_Instructions to follow_:
Gather every line in the records below that contains the word "Frequency".

Records from a collection of figures
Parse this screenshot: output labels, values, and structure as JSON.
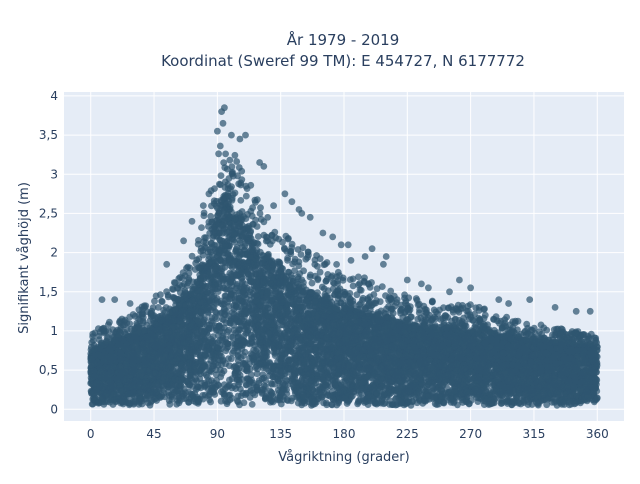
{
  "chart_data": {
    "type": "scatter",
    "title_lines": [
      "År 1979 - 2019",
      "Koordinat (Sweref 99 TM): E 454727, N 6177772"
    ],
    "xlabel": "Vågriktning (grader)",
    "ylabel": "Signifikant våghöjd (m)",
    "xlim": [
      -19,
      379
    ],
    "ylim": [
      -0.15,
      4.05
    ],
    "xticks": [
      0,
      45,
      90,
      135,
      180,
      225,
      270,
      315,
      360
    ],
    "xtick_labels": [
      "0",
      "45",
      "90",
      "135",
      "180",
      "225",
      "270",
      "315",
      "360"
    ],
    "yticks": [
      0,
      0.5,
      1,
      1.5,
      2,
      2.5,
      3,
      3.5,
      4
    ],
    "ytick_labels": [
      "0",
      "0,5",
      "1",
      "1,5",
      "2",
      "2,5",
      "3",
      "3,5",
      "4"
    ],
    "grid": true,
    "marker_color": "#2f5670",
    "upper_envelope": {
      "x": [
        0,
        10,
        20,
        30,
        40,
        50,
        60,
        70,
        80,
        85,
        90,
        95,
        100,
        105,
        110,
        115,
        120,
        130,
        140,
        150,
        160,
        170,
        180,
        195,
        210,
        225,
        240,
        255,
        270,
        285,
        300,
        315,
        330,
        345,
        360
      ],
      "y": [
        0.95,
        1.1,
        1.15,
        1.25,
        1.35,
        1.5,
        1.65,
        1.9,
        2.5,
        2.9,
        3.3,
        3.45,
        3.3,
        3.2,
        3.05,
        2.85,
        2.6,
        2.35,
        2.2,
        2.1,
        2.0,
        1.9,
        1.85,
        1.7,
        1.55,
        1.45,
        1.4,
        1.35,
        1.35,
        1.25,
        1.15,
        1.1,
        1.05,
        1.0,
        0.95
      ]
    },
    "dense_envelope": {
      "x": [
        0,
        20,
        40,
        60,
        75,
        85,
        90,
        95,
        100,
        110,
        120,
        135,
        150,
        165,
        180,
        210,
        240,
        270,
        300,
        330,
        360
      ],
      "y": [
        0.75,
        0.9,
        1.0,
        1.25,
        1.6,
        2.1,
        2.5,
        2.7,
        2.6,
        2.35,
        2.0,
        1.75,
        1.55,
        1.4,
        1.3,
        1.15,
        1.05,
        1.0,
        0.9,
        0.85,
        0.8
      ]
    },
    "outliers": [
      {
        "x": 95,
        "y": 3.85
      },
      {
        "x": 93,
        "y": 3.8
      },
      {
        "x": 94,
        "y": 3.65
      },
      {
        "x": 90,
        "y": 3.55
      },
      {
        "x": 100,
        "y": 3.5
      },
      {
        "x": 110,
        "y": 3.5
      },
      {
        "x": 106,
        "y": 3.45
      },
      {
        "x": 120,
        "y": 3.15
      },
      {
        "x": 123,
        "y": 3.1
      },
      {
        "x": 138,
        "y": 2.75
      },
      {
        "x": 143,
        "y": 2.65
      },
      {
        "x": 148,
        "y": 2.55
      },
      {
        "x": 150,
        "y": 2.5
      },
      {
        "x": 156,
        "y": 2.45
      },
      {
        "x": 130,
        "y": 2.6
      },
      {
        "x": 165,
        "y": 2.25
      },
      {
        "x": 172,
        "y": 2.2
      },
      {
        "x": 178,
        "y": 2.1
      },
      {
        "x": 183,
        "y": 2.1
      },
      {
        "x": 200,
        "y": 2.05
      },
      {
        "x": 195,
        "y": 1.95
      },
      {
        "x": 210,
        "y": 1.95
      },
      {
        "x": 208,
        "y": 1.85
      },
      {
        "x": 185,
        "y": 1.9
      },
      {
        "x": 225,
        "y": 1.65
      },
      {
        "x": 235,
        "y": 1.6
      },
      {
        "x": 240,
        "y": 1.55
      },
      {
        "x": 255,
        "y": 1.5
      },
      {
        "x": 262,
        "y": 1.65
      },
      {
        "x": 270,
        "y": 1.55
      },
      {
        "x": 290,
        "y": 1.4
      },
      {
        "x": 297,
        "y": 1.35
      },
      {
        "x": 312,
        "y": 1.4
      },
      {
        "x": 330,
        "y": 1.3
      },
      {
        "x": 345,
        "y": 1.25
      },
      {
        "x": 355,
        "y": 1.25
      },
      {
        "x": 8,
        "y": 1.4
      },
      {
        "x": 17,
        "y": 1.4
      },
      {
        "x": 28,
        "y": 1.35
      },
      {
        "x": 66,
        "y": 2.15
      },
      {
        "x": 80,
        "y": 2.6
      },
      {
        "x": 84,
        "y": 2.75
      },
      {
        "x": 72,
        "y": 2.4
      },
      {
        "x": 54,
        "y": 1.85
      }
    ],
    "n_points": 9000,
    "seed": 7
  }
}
==
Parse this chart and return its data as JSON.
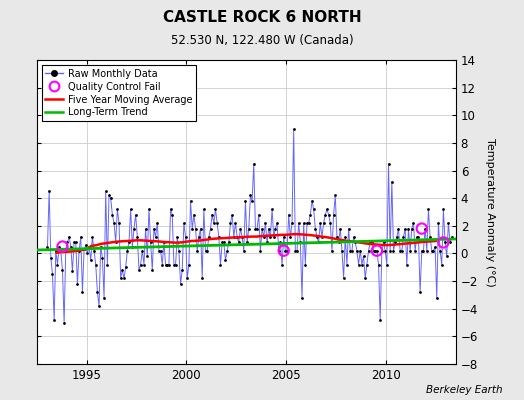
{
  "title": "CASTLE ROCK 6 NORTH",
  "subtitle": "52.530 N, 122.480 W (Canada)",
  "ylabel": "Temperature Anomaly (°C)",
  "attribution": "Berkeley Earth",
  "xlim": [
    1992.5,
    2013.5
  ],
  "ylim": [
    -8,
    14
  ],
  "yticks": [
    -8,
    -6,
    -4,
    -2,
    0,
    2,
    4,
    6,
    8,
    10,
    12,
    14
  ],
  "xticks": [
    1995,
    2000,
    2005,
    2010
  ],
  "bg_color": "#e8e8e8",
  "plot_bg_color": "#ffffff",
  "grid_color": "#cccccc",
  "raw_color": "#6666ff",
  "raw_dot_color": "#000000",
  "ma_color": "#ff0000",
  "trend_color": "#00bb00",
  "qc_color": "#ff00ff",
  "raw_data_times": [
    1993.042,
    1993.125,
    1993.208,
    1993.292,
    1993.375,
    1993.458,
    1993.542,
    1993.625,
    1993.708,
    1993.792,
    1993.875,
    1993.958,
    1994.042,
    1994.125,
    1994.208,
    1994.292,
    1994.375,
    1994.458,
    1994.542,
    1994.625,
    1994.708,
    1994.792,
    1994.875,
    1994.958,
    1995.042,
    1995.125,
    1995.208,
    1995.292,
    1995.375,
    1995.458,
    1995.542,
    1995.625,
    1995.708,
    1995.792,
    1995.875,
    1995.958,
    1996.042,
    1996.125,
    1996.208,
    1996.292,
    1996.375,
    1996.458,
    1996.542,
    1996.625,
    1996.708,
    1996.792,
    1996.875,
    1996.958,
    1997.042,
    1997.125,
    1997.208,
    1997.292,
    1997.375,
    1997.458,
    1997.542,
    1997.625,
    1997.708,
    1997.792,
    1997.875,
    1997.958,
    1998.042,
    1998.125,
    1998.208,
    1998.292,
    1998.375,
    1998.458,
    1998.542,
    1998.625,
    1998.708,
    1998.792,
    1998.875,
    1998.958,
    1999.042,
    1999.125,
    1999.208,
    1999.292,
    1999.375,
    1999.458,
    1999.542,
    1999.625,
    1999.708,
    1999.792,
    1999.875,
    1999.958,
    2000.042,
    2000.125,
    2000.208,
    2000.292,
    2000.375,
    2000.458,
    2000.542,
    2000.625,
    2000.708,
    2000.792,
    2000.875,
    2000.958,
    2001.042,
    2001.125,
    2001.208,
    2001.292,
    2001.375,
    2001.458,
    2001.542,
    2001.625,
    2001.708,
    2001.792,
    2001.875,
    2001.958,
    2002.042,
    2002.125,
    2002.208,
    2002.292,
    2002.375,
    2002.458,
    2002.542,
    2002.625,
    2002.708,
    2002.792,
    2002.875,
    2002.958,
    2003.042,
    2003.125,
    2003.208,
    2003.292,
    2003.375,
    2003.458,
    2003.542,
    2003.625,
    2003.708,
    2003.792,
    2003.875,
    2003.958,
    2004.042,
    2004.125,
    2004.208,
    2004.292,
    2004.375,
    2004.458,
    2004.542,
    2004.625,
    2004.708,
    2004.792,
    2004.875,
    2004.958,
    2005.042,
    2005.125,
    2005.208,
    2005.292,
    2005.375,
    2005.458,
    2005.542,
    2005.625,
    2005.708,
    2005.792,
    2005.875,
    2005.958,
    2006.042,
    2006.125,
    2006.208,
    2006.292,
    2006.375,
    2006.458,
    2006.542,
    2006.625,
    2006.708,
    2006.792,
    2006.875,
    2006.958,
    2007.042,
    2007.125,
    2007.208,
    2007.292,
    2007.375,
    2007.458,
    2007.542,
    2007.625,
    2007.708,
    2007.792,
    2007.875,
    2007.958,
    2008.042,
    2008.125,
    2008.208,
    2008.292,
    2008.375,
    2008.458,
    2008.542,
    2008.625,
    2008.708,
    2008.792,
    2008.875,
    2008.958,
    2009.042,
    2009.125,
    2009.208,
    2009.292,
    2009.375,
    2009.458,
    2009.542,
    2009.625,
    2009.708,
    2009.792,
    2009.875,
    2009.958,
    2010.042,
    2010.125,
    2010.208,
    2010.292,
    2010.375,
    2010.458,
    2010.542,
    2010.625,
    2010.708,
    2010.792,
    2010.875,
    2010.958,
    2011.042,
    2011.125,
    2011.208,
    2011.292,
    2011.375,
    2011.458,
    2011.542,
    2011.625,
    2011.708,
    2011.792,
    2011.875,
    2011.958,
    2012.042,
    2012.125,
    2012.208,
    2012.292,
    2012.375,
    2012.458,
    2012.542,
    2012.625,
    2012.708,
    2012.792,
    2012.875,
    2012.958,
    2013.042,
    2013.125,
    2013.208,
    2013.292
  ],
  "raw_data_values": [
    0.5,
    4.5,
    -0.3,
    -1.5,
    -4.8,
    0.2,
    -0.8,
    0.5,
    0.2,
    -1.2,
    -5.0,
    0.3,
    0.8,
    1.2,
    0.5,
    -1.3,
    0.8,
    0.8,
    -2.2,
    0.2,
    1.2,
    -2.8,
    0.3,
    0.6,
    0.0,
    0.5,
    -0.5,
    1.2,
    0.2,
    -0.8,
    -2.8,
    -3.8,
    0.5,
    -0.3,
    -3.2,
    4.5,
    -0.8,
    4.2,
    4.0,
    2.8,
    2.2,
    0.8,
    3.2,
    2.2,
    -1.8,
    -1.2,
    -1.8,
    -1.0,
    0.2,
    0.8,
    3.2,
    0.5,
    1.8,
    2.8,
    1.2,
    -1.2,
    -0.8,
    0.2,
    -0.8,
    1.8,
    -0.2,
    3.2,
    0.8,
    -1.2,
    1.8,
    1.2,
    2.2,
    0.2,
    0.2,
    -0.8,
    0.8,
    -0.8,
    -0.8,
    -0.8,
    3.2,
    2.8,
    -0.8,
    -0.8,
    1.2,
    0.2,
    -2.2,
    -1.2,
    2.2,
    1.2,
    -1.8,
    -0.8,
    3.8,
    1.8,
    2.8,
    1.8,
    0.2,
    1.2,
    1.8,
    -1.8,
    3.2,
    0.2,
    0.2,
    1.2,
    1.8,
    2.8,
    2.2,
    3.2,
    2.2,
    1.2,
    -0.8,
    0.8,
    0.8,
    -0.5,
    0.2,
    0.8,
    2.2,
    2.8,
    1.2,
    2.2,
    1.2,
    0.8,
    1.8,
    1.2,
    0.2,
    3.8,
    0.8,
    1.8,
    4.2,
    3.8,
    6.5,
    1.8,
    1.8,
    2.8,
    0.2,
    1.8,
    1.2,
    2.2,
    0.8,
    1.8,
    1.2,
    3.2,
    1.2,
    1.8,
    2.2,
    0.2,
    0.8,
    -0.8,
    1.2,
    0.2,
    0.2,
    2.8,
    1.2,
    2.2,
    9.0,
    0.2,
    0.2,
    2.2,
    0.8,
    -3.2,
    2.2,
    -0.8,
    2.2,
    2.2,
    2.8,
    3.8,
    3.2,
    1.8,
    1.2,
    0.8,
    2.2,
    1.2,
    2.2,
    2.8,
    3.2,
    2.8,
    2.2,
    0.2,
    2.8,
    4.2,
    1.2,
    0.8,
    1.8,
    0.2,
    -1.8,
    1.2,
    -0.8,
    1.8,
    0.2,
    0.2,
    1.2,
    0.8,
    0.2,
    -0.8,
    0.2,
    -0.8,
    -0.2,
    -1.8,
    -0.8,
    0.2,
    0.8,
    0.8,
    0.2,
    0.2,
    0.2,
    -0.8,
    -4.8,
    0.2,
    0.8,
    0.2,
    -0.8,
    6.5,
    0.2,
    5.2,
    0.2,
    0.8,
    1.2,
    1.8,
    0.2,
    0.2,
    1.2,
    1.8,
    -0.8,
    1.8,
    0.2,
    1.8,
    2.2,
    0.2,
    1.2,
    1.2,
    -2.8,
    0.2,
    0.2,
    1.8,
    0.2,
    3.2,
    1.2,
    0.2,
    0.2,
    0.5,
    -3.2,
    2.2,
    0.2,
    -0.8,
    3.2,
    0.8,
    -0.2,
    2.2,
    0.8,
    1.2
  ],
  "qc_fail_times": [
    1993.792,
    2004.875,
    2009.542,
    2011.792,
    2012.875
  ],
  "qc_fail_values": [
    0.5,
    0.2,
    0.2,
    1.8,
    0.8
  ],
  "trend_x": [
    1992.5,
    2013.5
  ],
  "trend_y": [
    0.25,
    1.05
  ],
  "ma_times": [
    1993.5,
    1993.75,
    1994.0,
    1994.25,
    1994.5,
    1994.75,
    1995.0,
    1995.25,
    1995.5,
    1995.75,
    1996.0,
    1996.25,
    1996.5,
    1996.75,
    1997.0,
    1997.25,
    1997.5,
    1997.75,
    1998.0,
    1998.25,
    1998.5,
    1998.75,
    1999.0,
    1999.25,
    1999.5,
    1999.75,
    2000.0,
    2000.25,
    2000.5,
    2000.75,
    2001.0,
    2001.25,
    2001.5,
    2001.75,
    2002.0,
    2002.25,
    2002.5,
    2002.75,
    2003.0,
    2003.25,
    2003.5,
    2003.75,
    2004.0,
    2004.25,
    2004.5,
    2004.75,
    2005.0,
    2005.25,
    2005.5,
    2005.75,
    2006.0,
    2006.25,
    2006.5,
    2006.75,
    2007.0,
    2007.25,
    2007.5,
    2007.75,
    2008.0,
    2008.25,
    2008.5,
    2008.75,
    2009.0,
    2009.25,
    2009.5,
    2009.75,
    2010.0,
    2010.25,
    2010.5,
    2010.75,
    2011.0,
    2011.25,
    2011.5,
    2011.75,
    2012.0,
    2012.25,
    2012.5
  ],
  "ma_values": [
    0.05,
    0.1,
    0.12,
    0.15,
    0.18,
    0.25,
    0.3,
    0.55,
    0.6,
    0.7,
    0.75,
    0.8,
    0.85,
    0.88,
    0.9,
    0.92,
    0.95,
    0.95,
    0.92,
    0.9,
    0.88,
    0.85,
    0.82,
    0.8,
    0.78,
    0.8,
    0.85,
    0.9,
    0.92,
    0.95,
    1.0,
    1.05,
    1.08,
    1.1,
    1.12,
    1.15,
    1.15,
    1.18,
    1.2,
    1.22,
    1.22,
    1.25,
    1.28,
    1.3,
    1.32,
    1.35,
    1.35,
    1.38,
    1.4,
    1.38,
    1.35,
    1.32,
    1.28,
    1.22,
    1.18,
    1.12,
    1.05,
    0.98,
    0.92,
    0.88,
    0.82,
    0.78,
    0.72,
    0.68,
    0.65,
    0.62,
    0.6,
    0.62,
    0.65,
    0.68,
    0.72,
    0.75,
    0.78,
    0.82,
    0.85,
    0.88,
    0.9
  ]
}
...
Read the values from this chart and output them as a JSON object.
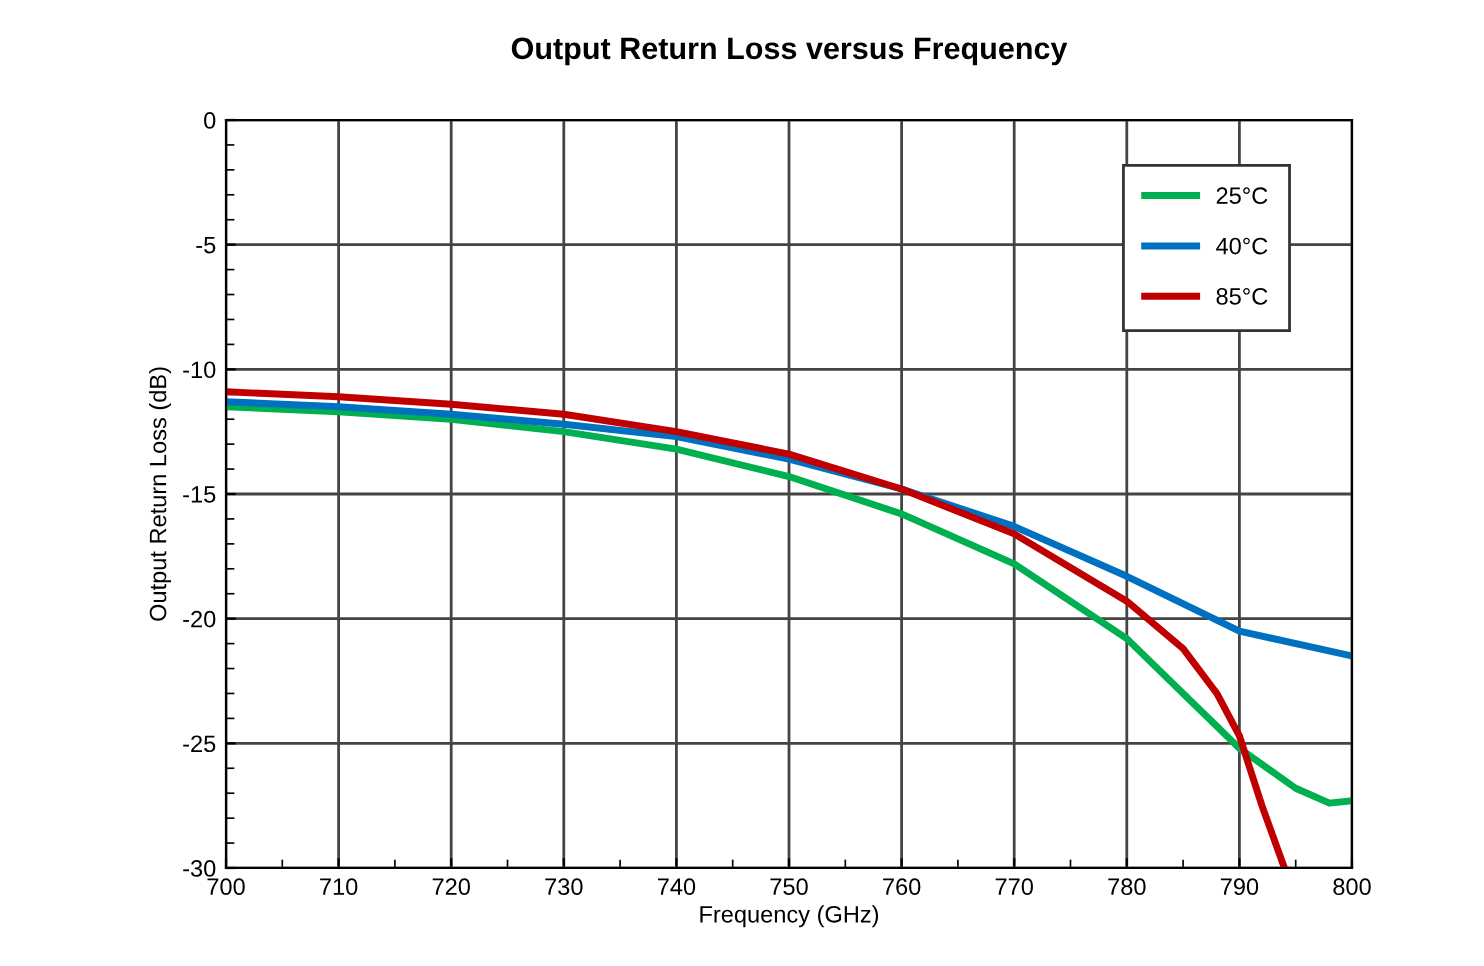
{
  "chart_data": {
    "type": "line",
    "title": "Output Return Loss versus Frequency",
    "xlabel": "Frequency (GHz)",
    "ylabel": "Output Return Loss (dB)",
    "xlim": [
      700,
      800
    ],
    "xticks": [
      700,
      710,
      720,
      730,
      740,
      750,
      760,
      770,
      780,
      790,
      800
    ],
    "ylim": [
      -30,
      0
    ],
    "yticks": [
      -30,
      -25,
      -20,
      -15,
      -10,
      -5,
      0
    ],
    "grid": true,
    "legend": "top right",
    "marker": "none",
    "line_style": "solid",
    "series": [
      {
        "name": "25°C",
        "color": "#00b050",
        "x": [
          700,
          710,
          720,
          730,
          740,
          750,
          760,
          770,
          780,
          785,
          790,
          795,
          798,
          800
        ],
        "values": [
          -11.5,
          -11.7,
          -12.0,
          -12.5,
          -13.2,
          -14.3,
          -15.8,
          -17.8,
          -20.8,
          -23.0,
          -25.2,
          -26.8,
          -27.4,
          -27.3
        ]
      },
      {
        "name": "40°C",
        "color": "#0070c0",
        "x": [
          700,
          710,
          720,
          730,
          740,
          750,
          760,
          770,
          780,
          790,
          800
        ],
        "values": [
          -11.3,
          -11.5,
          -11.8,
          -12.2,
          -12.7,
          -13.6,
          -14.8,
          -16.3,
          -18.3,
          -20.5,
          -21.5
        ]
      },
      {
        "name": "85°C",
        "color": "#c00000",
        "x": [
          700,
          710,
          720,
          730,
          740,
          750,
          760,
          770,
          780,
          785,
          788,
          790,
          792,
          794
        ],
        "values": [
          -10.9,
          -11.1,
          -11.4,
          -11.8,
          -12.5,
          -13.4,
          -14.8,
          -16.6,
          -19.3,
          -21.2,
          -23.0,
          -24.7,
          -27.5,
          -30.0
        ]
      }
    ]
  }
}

_Task result_:
    "title": "Output Return Loss versus Frequency",
    "xlabel": "Frequency (GHz)",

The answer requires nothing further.